▸ **EXERCISE BRIEF**
Take the entries below and print all of them exactly, please.

▸ **SUPPLIED MATERIAL**
- - -
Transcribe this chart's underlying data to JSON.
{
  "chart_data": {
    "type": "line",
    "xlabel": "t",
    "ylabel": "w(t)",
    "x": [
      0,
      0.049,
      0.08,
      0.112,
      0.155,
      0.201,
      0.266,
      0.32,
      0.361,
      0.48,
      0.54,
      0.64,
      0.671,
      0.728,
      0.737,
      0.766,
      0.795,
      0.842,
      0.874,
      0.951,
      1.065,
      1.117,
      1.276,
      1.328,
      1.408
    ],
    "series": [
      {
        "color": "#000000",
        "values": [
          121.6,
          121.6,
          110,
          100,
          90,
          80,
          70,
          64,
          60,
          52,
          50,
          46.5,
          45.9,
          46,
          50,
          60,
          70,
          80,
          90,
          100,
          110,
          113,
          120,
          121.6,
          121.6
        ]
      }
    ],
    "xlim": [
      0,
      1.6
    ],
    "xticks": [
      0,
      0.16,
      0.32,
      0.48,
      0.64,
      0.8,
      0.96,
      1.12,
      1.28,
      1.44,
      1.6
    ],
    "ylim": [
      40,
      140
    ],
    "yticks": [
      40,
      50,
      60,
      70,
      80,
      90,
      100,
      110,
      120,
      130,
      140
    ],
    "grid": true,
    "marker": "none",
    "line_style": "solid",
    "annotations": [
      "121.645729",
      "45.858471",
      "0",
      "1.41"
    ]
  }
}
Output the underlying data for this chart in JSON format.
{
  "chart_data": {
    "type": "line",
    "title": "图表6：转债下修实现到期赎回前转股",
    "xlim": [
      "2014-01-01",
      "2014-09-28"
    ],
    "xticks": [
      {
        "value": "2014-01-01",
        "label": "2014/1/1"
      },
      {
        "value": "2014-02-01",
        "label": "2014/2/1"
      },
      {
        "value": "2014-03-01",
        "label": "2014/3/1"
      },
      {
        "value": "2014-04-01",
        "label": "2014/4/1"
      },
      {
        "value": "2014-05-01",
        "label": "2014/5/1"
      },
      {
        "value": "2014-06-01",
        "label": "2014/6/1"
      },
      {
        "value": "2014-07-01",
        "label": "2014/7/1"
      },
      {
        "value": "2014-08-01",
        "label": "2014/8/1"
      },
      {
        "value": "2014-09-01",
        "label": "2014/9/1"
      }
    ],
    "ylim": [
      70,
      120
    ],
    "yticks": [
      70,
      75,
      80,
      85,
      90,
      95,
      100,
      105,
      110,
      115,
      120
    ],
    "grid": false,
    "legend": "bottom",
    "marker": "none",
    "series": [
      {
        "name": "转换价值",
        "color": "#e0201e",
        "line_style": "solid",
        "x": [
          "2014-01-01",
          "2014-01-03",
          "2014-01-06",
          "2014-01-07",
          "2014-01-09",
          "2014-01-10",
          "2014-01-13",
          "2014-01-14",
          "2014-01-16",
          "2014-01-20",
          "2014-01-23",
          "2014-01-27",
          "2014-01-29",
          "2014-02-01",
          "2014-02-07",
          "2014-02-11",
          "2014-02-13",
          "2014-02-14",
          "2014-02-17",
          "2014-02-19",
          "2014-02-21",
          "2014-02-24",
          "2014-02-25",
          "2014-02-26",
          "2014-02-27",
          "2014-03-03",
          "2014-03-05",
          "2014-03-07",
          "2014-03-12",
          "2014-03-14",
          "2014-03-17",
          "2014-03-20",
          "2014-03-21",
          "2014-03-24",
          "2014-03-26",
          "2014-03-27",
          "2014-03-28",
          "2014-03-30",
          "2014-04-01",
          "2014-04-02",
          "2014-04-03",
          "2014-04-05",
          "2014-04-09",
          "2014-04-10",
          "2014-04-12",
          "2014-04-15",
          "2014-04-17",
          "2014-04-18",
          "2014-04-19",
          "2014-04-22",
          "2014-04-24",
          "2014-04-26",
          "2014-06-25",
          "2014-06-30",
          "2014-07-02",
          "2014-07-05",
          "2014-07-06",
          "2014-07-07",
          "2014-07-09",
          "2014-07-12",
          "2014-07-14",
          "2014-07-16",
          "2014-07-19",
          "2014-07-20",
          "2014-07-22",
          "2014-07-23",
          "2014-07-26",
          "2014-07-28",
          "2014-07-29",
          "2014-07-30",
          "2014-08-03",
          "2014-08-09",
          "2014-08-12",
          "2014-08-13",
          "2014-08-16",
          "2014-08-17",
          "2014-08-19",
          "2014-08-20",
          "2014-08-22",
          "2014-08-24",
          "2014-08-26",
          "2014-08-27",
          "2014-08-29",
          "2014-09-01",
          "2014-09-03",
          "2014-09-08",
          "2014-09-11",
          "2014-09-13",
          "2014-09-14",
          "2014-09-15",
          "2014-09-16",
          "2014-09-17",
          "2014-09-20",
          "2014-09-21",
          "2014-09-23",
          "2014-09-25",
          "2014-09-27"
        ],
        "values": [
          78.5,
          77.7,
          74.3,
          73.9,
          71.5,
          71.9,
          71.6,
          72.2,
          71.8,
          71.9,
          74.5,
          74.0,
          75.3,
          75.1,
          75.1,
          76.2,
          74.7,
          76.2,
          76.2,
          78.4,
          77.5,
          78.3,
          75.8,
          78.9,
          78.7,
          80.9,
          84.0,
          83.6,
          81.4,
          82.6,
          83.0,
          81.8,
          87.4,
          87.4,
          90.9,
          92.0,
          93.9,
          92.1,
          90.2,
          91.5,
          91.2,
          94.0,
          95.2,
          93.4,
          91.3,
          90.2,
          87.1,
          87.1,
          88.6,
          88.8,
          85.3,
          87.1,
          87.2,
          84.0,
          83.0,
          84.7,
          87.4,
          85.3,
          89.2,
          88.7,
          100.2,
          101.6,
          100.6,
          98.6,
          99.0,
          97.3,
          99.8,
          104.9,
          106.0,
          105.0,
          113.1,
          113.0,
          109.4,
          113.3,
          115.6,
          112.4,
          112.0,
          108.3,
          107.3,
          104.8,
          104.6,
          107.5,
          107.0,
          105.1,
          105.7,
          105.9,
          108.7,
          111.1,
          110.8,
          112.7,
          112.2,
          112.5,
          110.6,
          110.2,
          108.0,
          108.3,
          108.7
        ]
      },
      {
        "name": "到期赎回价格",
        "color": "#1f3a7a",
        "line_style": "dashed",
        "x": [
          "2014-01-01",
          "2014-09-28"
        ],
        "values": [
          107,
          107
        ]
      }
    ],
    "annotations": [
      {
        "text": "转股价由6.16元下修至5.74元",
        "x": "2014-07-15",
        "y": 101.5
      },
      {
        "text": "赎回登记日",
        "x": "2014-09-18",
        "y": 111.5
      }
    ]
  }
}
- - -
▸ **THE RESPONSE**
Transcribe this chart's underlying data to JSON.
{
  "chart_data": {
    "type": "line",
    "xlabel": "t",
    "ylabel": "w(t)",
    "x": [
      0,
      0.049,
      0.08,
      0.112,
      0.155,
      0.201,
      0.266,
      0.32,
      0.361,
      0.48,
      0.54,
      0.64,
      0.671,
      0.728,
      0.737,
      0.766,
      0.795,
      0.842,
      0.874,
      0.951,
      1.065,
      1.117,
      1.276,
      1.328,
      1.408
    ],
    "series": [
      {
        "color": "#000000",
        "values": [
          121.6,
          121.6,
          110,
          100,
          90,
          80,
          70,
          64,
          60,
          52,
          50,
          46.5,
          45.9,
          46,
          50,
          60,
          70,
          80,
          90,
          100,
          110,
          113,
          120,
          121.6,
          121.6
        ]
      }
    ],
    "xlim": [
      0,
      1.6
    ],
    "xticks": [
      0,
      0.16,
      0.32,
      0.48,
      0.64,
      0.8,
      0.96,
      1.12,
      1.28,
      1.44,
      1.6
    ],
    "ylim": [
      40,
      140
    ],
    "yticks": [
      40,
      50,
      60,
      70,
      80,
      90,
      100,
      110,
      120,
      130,
      140
    ],
    "grid": true,
    "marker": "none",
    "line_style": "solid",
    "annotations": [
      "121.645729",
      "45.858471",
      "0",
      "1.41"
    ]
  }
}
Output the underlying data for this chart in JSON format.
{
  "chart_data": {
    "type": "line",
    "title": "图表6：转债下修实现到期赎回前转股",
    "xlim": [
      "2014-01-01",
      "2014-09-28"
    ],
    "xticks": [
      {
        "value": "2014-01-01",
        "label": "2014/1/1"
      },
      {
        "value": "2014-02-01",
        "label": "2014/2/1"
      },
      {
        "value": "2014-03-01",
        "label": "2014/3/1"
      },
      {
        "value": "2014-04-01",
        "label": "2014/4/1"
      },
      {
        "value": "2014-05-01",
        "label": "2014/5/1"
      },
      {
        "value": "2014-06-01",
        "label": "2014/6/1"
      },
      {
        "value": "2014-07-01",
        "label": "2014/7/1"
      },
      {
        "value": "2014-08-01",
        "label": "2014/8/1"
      },
      {
        "value": "2014-09-01",
        "label": "2014/9/1"
      }
    ],
    "ylim": [
      70,
      120
    ],
    "yticks": [
      70,
      75,
      80,
      85,
      90,
      95,
      100,
      105,
      110,
      115,
      120
    ],
    "grid": false,
    "legend": "bottom",
    "marker": "none",
    "series": [
      {
        "name": "转换价值",
        "color": "#e0201e",
        "line_style": "solid",
        "x": [
          "2014-01-01",
          "2014-01-03",
          "2014-01-06",
          "2014-01-07",
          "2014-01-09",
          "2014-01-10",
          "2014-01-13",
          "2014-01-14",
          "2014-01-16",
          "2014-01-20",
          "2014-01-23",
          "2014-01-27",
          "2014-01-29",
          "2014-02-01",
          "2014-02-07",
          "2014-02-11",
          "2014-02-13",
          "2014-02-14",
          "2014-02-17",
          "2014-02-19",
          "2014-02-21",
          "2014-02-24",
          "2014-02-25",
          "2014-02-26",
          "2014-02-27",
          "2014-03-03",
          "2014-03-05",
          "2014-03-07",
          "2014-03-12",
          "2014-03-14",
          "2014-03-17",
          "2014-03-20",
          "2014-03-21",
          "2014-03-24",
          "2014-03-26",
          "2014-03-27",
          "2014-03-28",
          "2014-03-30",
          "2014-04-01",
          "2014-04-02",
          "2014-04-03",
          "2014-04-05",
          "2014-04-09",
          "2014-04-10",
          "2014-04-12",
          "2014-04-15",
          "2014-04-17",
          "2014-04-18",
          "2014-04-19",
          "2014-04-22",
          "2014-04-24",
          "2014-04-26",
          "2014-06-25",
          "2014-06-30",
          "2014-07-02",
          "2014-07-05",
          "2014-07-06",
          "2014-07-07",
          "2014-07-09",
          "2014-07-12",
          "2014-07-14",
          "2014-07-16",
          "2014-07-19",
          "2014-07-20",
          "2014-07-22",
          "2014-07-23",
          "2014-07-26",
          "2014-07-28",
          "2014-07-29",
          "2014-07-30",
          "2014-08-03",
          "2014-08-09",
          "2014-08-12",
          "2014-08-13",
          "2014-08-16",
          "2014-08-17",
          "2014-08-19",
          "2014-08-20",
          "2014-08-22",
          "2014-08-24",
          "2014-08-26",
          "2014-08-27",
          "2014-08-29",
          "2014-09-01",
          "2014-09-03",
          "2014-09-08",
          "2014-09-11",
          "2014-09-13",
          "2014-09-14",
          "2014-09-15",
          "2014-09-16",
          "2014-09-17",
          "2014-09-20",
          "2014-09-21",
          "2014-09-23",
          "2014-09-25",
          "2014-09-27"
        ],
        "values": [
          78.5,
          77.7,
          74.3,
          73.9,
          71.5,
          71.9,
          71.6,
          72.2,
          71.8,
          71.9,
          74.5,
          74.0,
          75.3,
          75.1,
          75.1,
          76.2,
          74.7,
          76.2,
          76.2,
          78.4,
          77.5,
          78.3,
          75.8,
          78.9,
          78.7,
          80.9,
          84.0,
          83.6,
          81.4,
          82.6,
          83.0,
          81.8,
          87.4,
          87.4,
          90.9,
          92.0,
          93.9,
          92.1,
          90.2,
          91.5,
          91.2,
          94.0,
          95.2,
          93.4,
          91.3,
          90.2,
          87.1,
          87.1,
          88.6,
          88.8,
          85.3,
          87.1,
          87.2,
          84.0,
          83.0,
          84.7,
          87.4,
          85.3,
          89.2,
          88.7,
          100.2,
          101.6,
          100.6,
          98.6,
          99.0,
          97.3,
          99.8,
          104.9,
          106.0,
          105.0,
          113.1,
          113.0,
          109.4,
          113.3,
          115.6,
          112.4,
          112.0,
          108.3,
          107.3,
          104.8,
          104.6,
          107.5,
          107.0,
          105.1,
          105.7,
          105.9,
          108.7,
          111.1,
          110.8,
          112.7,
          112.2,
          112.5,
          110.6,
          110.2,
          108.0,
          108.3,
          108.7
        ]
      },
      {
        "name": "到期赎回价格",
        "color": "#1f3a7a",
        "line_style": "dashed",
        "x": [
          "2014-01-01",
          "2014-09-28"
        ],
        "values": [
          107,
          107
        ]
      }
    ],
    "annotations": [
      {
        "text": "转股价由6.16元下修至5.74元",
        "x": "2014-07-15",
        "y": 101.5
      },
      {
        "text": "赎回登记日",
        "x": "2014-09-18",
        "y": 111.5
      }
    ]
  }
}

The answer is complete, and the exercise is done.